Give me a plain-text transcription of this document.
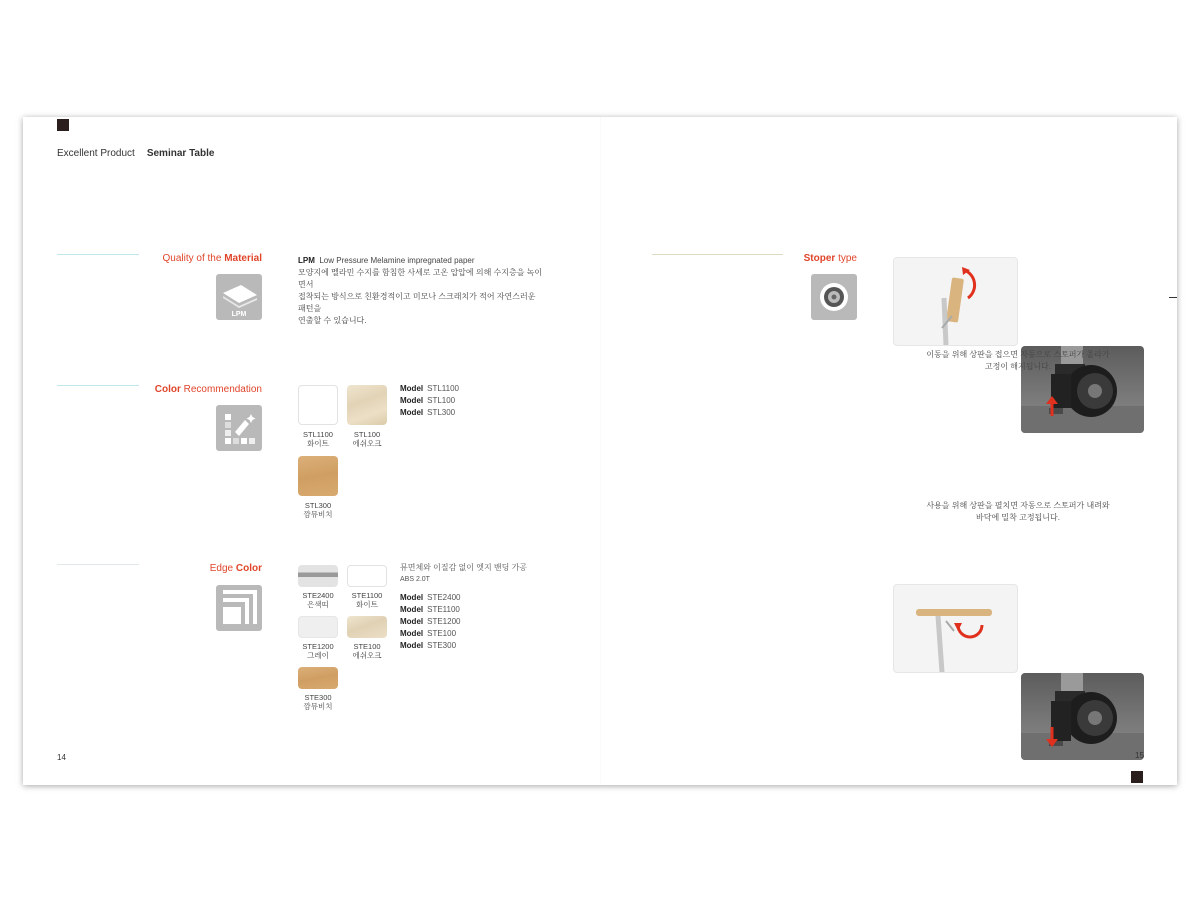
Excellent Product Seminar Table
Quality of the Material
LPM
LPM Low Pressure Melamine impregnated paper
모양지에 멜라민 수지를 함침한 사세로 고온 압압에 의해 수지층을 녹이면서
접착되는 방식으로 친환경적이고 미모나 스크래치가 적어 자연스러운 패턴을
연출할 수 있습니다.
Color Recommendation
STL1100
화이트
STL100
에쉬오크
STL300
깜뮤비치
Model STL1100
Model STL100
Model STL300
Edge Color
STE2400
은색띠
STE1100
화이트
STE1200
그레이
STE100
에쉬오크
STE300
깜뮤비치
뮤면체와 이질감 없이 엣지 밴딩 가공
ABS 2.0T
Model STE2400
Model STE1100
Model STE1200
Model STE100
Model STE300
14
Stoper type
이동을 위해 상판을 접으면 자동으로 스토퍼가 올라가
고정이 해지됩니다.
사용을 위해 상판을 펼치면 자동으로 스토퍼가 내려와
바닥에 밀착 고정됩니다.
15
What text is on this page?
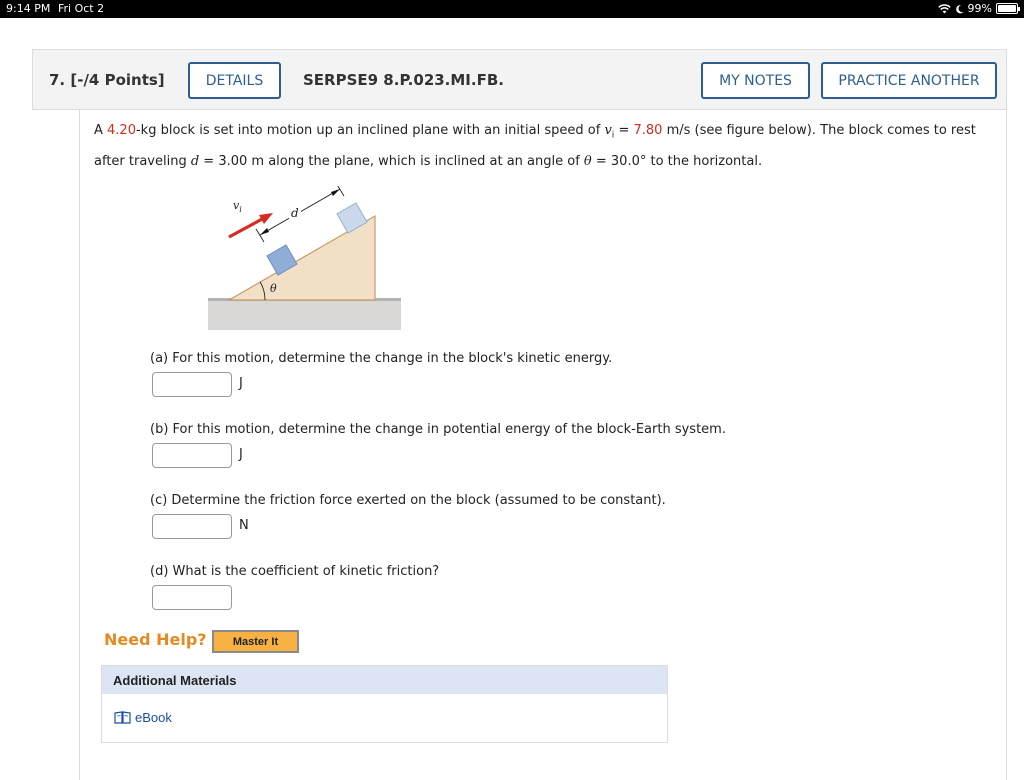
9:14 PM Fri Oct 2	99%
7. [-/4 Points]	DETAILS	SERPSE9 8.P.023.MI.FB.	MY NOTES	PRACTICE ANOTHER

A 4.20-kg block is set into motion up an inclined plane with an initial speed of $v_i = 7.80$ m/s (see figure below). The block comes to rest after traveling d = 3.00 m along the plane, which is inclined at an angle of θ = 30.0° to the horizontal.

d
$v_i$
θ

(a) For this motion, determine the change in the block's kinetic energy.

J

(b) For this motion, determine the change in potential energy of the block-Earth system.

J

(c) Determine the friction force exerted on the block (assumed to be constant).

N

(d) What is the coefficient of kinetic friction?

Need Help?	Master It
Additional Materials
eBook
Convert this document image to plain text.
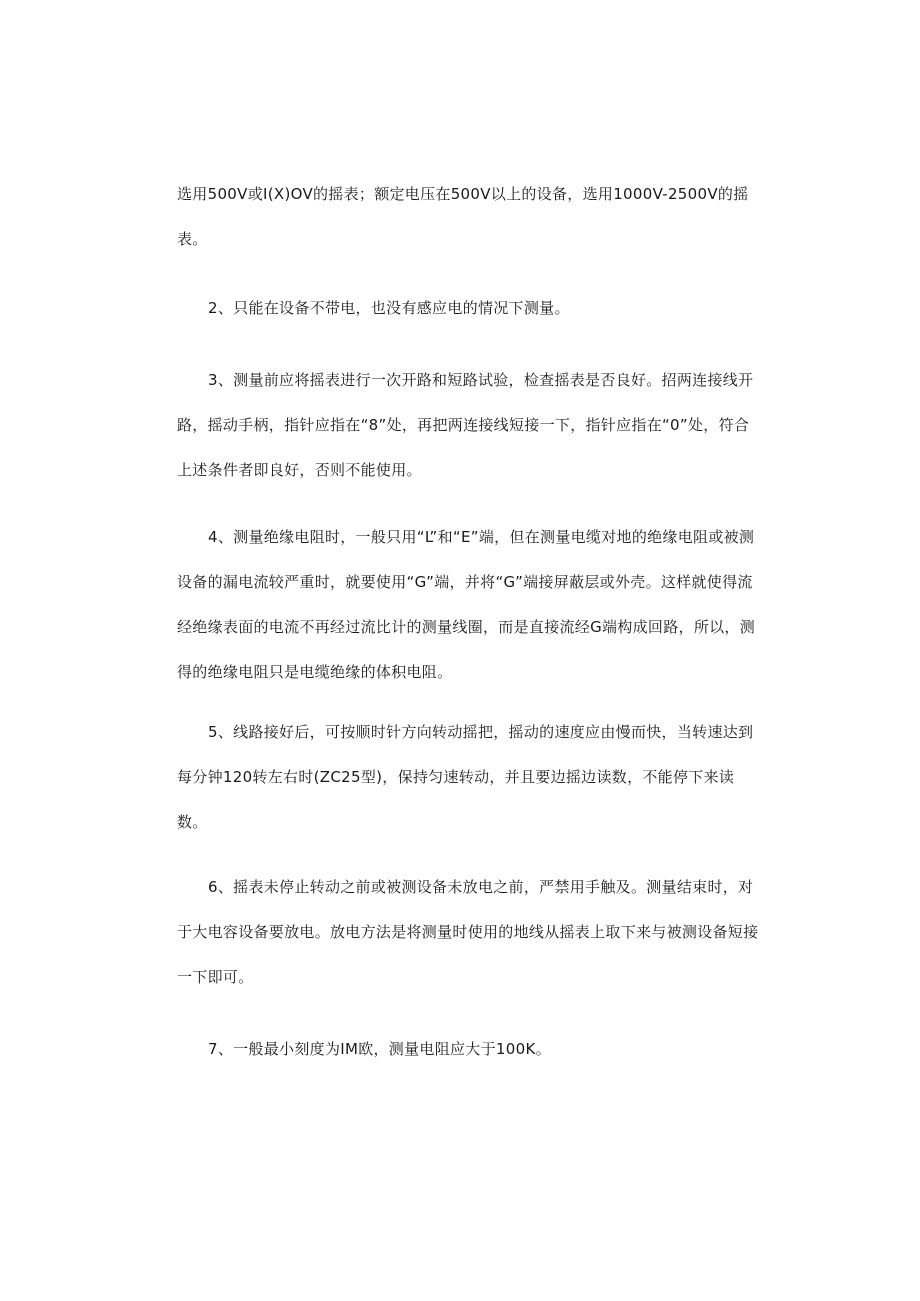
选用500V或I(X)OV的摇表；额定电压在500V以上的设备，选用1000V-2500V的摇表。

2、只能在设备不带电，也没有感应电的情况下测量。

3、测量前应将摇表进行一次开路和短路试验，检查摇表是否良好。招两连接线开路，摇动手柄，指针应指在“8”处，再把两连接线短接一下，指针应指在“0”处，符合上述条件者即良好，否则不能使用。

4、测量绝缘电阻时，一般只用“L”和“E”端，但在测量电缆对地的绝缘电阻或被测设备的漏电流较严重时，就要使用“G”端，并将“G”端接屏蔽层或外壳。这样就使得流经绝缘表面的电流不再经过流比计的测量线圈，而是直接流经G端构成回路，所以，测得的绝缘电阻只是电缆绝缘的体积电阻。

5、线路接好后，可按顺时针方向转动摇把，摇动的速度应由慢而快，当转速达到每分钟120转左右时(ZC25型)，保持匀速转动，并且要边摇边读数，不能停下来读数。

6、摇表未停止转动之前或被测设备未放电之前，严禁用手触及。测量结束时，对于大电容设备要放电。放电方法是将测量时使用的地线从摇表上取下来与被测设备短接一下即可。

7、一般最小刻度为IM欧，测量电阻应大于100K。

• _WHAT IS ASKED_: Repeat the records word for word. Any picture in them should be left out.

• _COMPLETED TASK_:
Give me a plain-text transcription of this document.
Excellent Product Seminar Table
Quality of the Material
LPM
LPM Low Pressure Melamine impregnated paper
모양지에 멜라민 수지를 함침한 사세로 고온 압압에 의해 수지층을 녹이면서
접착되는 방식으로 친환경적이고 미모나 스크래치가 적어 자연스러운 패턴을
연출할 수 있습니다.
Color Recommendation
STL1100
화이트
STL100
에쉬오크
STL300
깜뮤비치
Model STL1100
Model STL100
Model STL300
Edge Color
STE2400
은색띠
STE1100
화이트
STE1200
그레이
STE100
에쉬오크
STE300
깜뮤비치
뮤면체와 이질감 없이 엣지 밴딩 가공
ABS 2.0T
Model STE2400
Model STE1100
Model STE1200
Model STE100
Model STE300
14
Stoper type
이동을 위해 상판을 접으면 자동으로 스토퍼가 올라가
고정이 해지됩니다.
사용을 위해 상판을 펼치면 자동으로 스토퍼가 내려와
바닥에 밀착 고정됩니다.
15
What text is on this page?
9:14 PM Fri Oct 2	99%
7. [-/4 Points]	DETAILS	SERPSE9 8.P.023.MI.FB.	MY NOTES	PRACTICE ANOTHER

A 4.20-kg block is set into motion up an inclined plane with an initial speed of $v_i = 7.80$ m/s (see figure below). The block comes to rest after traveling d = 3.00 m along the plane, which is inclined at an angle of θ = 30.0° to the horizontal.

d
$v_i$
θ

(a) For this motion, determine the change in the block's kinetic energy.

J

(b) For this motion, determine the change in potential energy of the block-Earth system.

J

(c) Determine the friction force exerted on the block (assumed to be constant).

N

(d) What is the coefficient of kinetic friction?

Need Help?	Master It
Additional Materials
eBook
Convert this document image to plain text.
选用500V或I(X)OV的摇表；额定电压在500V以上的设备，选用1000V-2500V的摇表。

2、只能在设备不带电，也没有感应电的情况下测量。

3、测量前应将摇表进行一次开路和短路试验，检查摇表是否良好。招两连接线开路，摇动手柄，指针应指在“8”处，再把两连接线短接一下，指针应指在“0”处，符合上述条件者即良好，否则不能使用。

4、测量绝缘电阻时，一般只用“L”和“E”端，但在测量电缆对地的绝缘电阻或被测设备的漏电流较严重时，就要使用“G”端，并将“G”端接屏蔽层或外壳。这样就使得流经绝缘表面的电流不再经过流比计的测量线圈，而是直接流经G端构成回路，所以，测得的绝缘电阻只是电缆绝缘的体积电阻。

5、线路接好后，可按顺时针方向转动摇把，摇动的速度应由慢而快，当转速达到每分钟120转左右时(ZC25型)，保持匀速转动，并且要边摇边读数，不能停下来读数。

6、摇表未停止转动之前或被测设备未放电之前，严禁用手触及。测量结束时，对于大电容设备要放电。放电方法是将测量时使用的地线从摇表上取下来与被测设备短接一下即可。

7、一般最小刻度为IM欧，测量电阻应大于100K。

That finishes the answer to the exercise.